-- Assignment --
Look through the data for the string "stáji". Copy every line where it is found.

-- Extracted data entries --
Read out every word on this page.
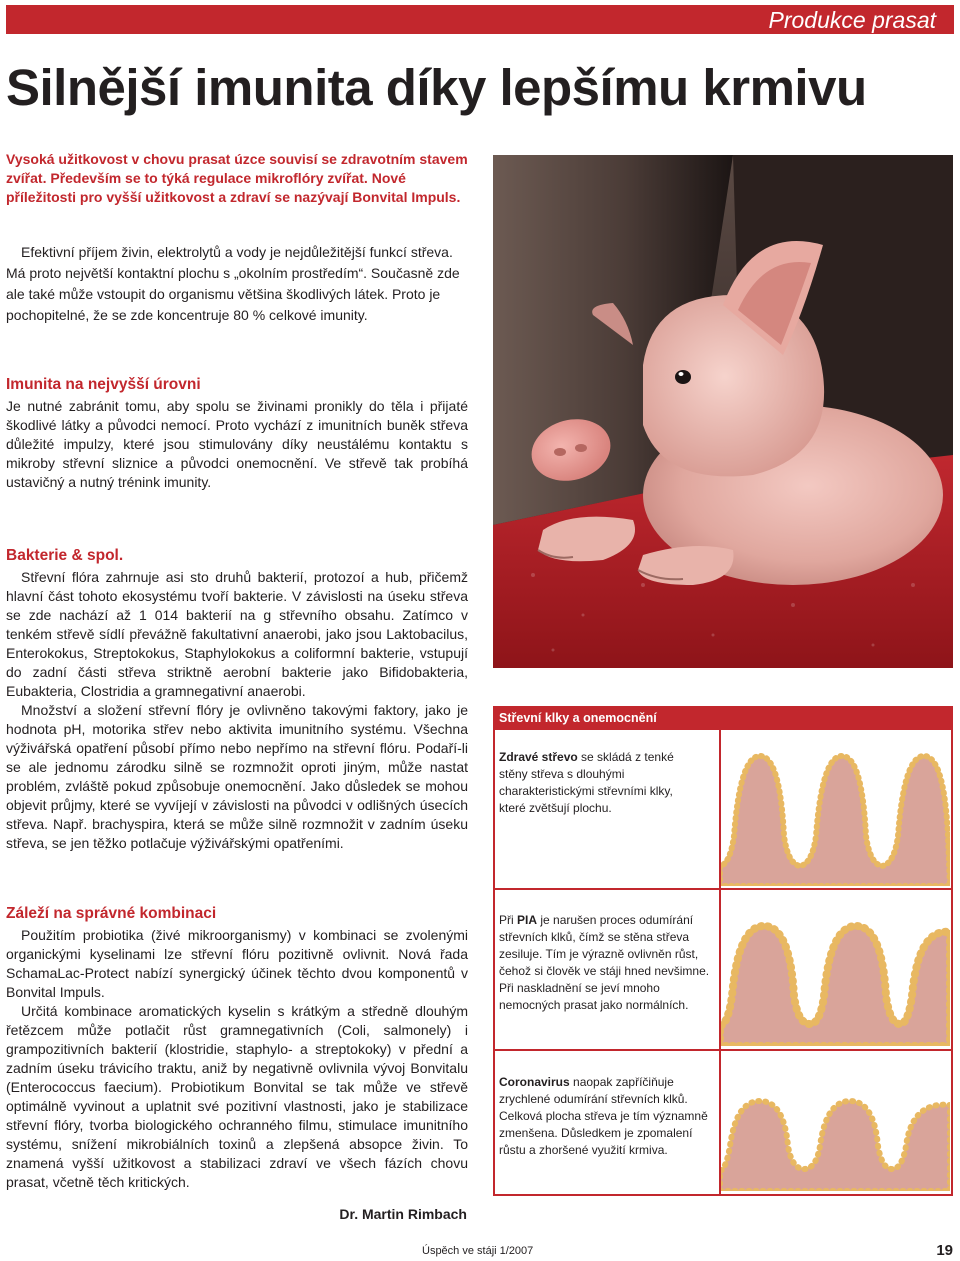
Produkce prasat
Silnější imunita díky lepšímu krmivu
Vysoká užitkovost v chovu prasat úzce souvisí se zdravotním stavem zvířat. Především se to týká regulace mikroflóry zvířat. Nové příležitosti pro vyšší užitkovost a zdraví se nazývají Bonvital Impuls.

Efektivní příjem živin, elektrolytů a vody je nejdůležitější funkcí střeva. Má proto největší kontaktní plochu s „okolním prostředím“. Současně zde ale také může vstoupit do organismu většina škodlivých látek. Proto je pochopitelné, že se zde koncentruje 80 % celkové imunity.

Imunita na nejvyšší úrovni

Je nutné zabránit tomu, aby spolu se živinami pronikly do těla i přijaté škodlivé látky a původci nemocí. Proto vychází z imunitních buněk střeva důležité impulzy, které jsou stimulovány díky neustálému kontaktu s mikroby střevní sliznice a původci onemocnění. Ve střevě tak probíhá ustavičný a nutný trénink imunity.

Bakterie & spol.

Střevní flóra zahrnuje asi sto druhů bakterií, protozoí a hub, přičemž hlavní část tohoto ekosystému tvoří bakterie. V závislosti na úseku střeva se zde nachází až 1 014 bakterií na g střevního obsahu. Zatímco v tenkém střevě sídlí převážně fakultativní anaerobi, jako jsou Laktobacilus, Enterokokus, Streptokokus, Staphylokokus a coliformní bakterie, vstupují do zadní části střeva striktně aerobní bakterie jako Bifidobakteria, Eubakteria, Clostridia a gramnegativní anaerobi.

Množství a složení střevní flóry je ovlivněno takovými faktory, jako je hodnota pH, motorika střev nebo aktivita imunitního systému. Všechna výživářská opatření působí přímo nebo nepřímo na střevní flóru. Podaří-li se ale jednomu zárodku silně se rozmnožit oproti jiným, může nastat problém, zvláště pokud způsobuje onemocnění. Jako důsledek se mohou objevit průjmy, které se vyvíjejí v závislosti na původci v odlišných úsecích střeva. Např. brachyspira, která se může silně rozmnožit v zadním úseku střeva, se jen těžko potlačuje výživářskými opatřeními.

Záleží na správné kombinaci

Použitím probiotika (živé mikroorganismy) v kombinaci se zvolenými organickými kyselinami lze střevní flóru pozitivně ovlivnit. Nová řada SchamaLac-Protect nabízí synergický účinek těchto dvou komponentů v Bonvital Impuls.

Určitá kombinace aromatických kyselin s krátkým a středně dlouhým řetězcem může potlačit růst gramnegativních (Coli, salmonely) i grampozitivních bakterií (klostridie, staphylo- a streptokoky) v přední a zadním úseku trávicího traktu, aniž by negativně ovlivnila vývoj Bonvitalu (Enterococcus faecium). Probiotikum Bonvital se tak může ve střevě optimálně vyvinout a uplatnit své pozitivní vlastnosti, jako je stabilizace střevní flóry, tvorba biologického ochranného filmu, stimulace imunitního systému, snížení mikrobiálních toxinů a zlepšená absopce živin. To znamená vyšší užitkovost a stabilizaci zdraví ve všech fázích chovu prasat, včetně těch kritických.

Střevní klky a onemocnění
Zdravé střevo se skládá z tenké stěny střeva s dlouhými charakteristickými střevními klky, které zvětšují plochu.
Při PIA je narušen proces odumírání střevních klků, čímž se stěna střeva zesiluje. Tím je výrazně ovlivněn růst, čehož si člověk ve stáji hned nevšimne. Při naskladnění se jeví mnoho nemocných prasat jako normálních.
Coronavirus naopak zapříčiňuje zrychlené odumírání střevních klků. Celková plocha střeva je tím významně zmenšena. Důsledkem je zpomalení růstu a zhoršené využití krmiva.
Dr. Martin Rimbach
Úspěch ve stáji 1/2007	19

-- Solution for this problem --
Při PIA je narušen proces odumírání střevních klků, čímž se stěna střeva zesiluje. Tím je výrazně ovlivněn růst, čehož si člověk ve stáji hned nevšimne. Při naskladnění se jeví mnoho nemocných prasat jako normálních.
Úspěch ve stáji 1/2007	19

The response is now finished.